The task:
Transcribe every entry below word for word, but skip the pictures.

Dataset:
-.-.-

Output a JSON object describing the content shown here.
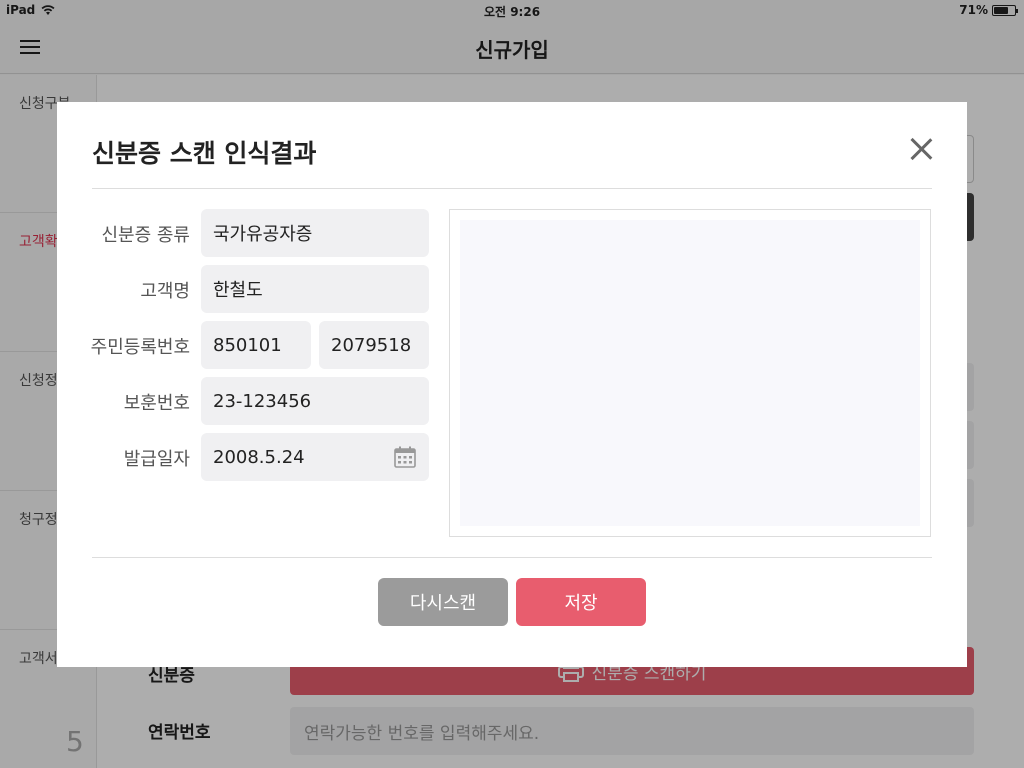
{
  "status": {
    "device": "iPad",
    "time": "오전 9:26",
    "battery": "71%",
    "battery_level": 0.71
  },
  "nav": {
    "title": "신규가입"
  },
  "background": {
    "sidebar": {
      "items": [
        {
          "label": "신청구분"
        },
        {
          "label": "고객확"
        },
        {
          "label": "신청정"
        },
        {
          "label": "청구정"
        },
        {
          "label": "고객서"
        }
      ],
      "step": "5"
    },
    "id_card_label": "신분증",
    "id_scan_button": "신분증 스캔하기",
    "contact_label": "연락번호",
    "contact_placeholder": "연락가능한 번호를 입력해주세요."
  },
  "modal": {
    "title": "신분증 스캔 인식결과",
    "fields": {
      "id_type": {
        "label": "신분증 종류",
        "value": "국가유공자증"
      },
      "name": {
        "label": "고객명",
        "value": "한철도"
      },
      "resident_no": {
        "label": "주민등록번호",
        "value1": "850101",
        "value2": "2079518"
      },
      "veteran_no": {
        "label": "보훈번호",
        "value": "23-123456"
      },
      "issue_date": {
        "label": "발급일자",
        "value": "2008.5.24"
      }
    },
    "buttons": {
      "rescan": "다시스캔",
      "save": "저장"
    }
  }
}
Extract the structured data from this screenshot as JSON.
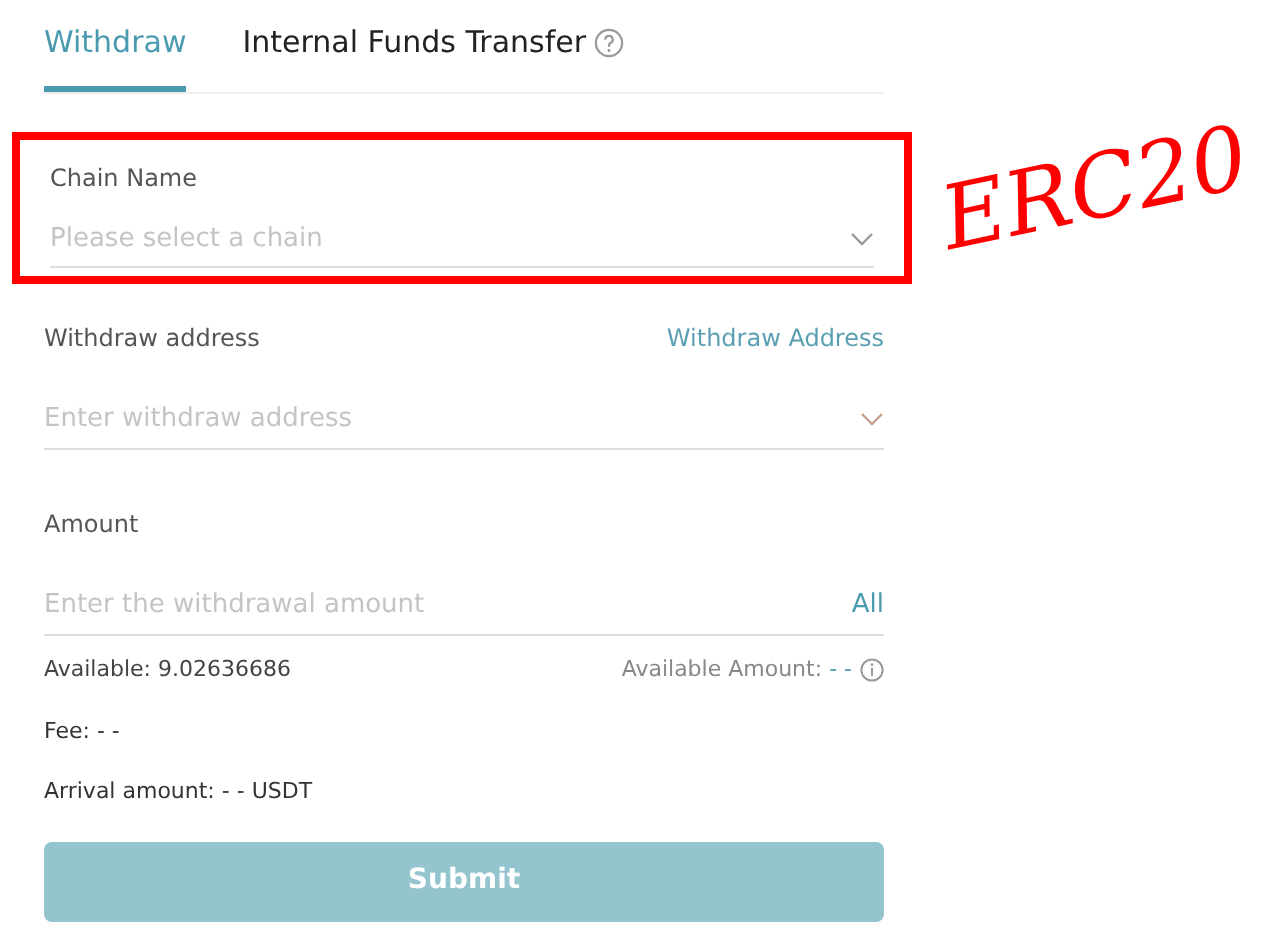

-.-.-

Complete answer:
Output a JSON object describing the content shown here.
{
  "status": {
    "device": "iPad",
    "time": "오전 9:26",
    "battery": "71%",
    "battery_level": 0.71
  },
  "nav": {
    "title": "신규가입"
  },
  "background": {
    "sidebar": {
      "items": [
        {
          "label": "신청구분"
        },
        {
          "label": "고객확"
        },
        {
          "label": "신청정"
        },
        {
          "label": "청구정"
        },
        {
          "label": "고객서"
        }
      ],
      "step": "5"
    },
    "id_card_label": "신분증",
    "id_scan_button": "신분증 스캔하기",
    "contact_label": "연락번호",
    "contact_placeholder": "연락가능한 번호를 입력해주세요."
  },
  "modal": {
    "title": "신분증 스캔 인식결과",
    "fields": {
      "id_type": {
        "label": "신분증 종류",
        "value": "국가유공자증"
      },
      "name": {
        "label": "고객명",
        "value": "한철도"
      },
      "resident_no": {
        "label": "주민등록번호",
        "value1": "850101",
        "value2": "2079518"
      },
      "veteran_no": {
        "label": "보훈번호",
        "value": "23-123456"
      },
      "issue_date": {
        "label": "발급일자",
        "value": "2008.5.24"
      }
    },
    "buttons": {
      "rescan": "다시스캔",
      "save": "저장"
    }
  }
}
Extract the structured data from this screenshot as JSON.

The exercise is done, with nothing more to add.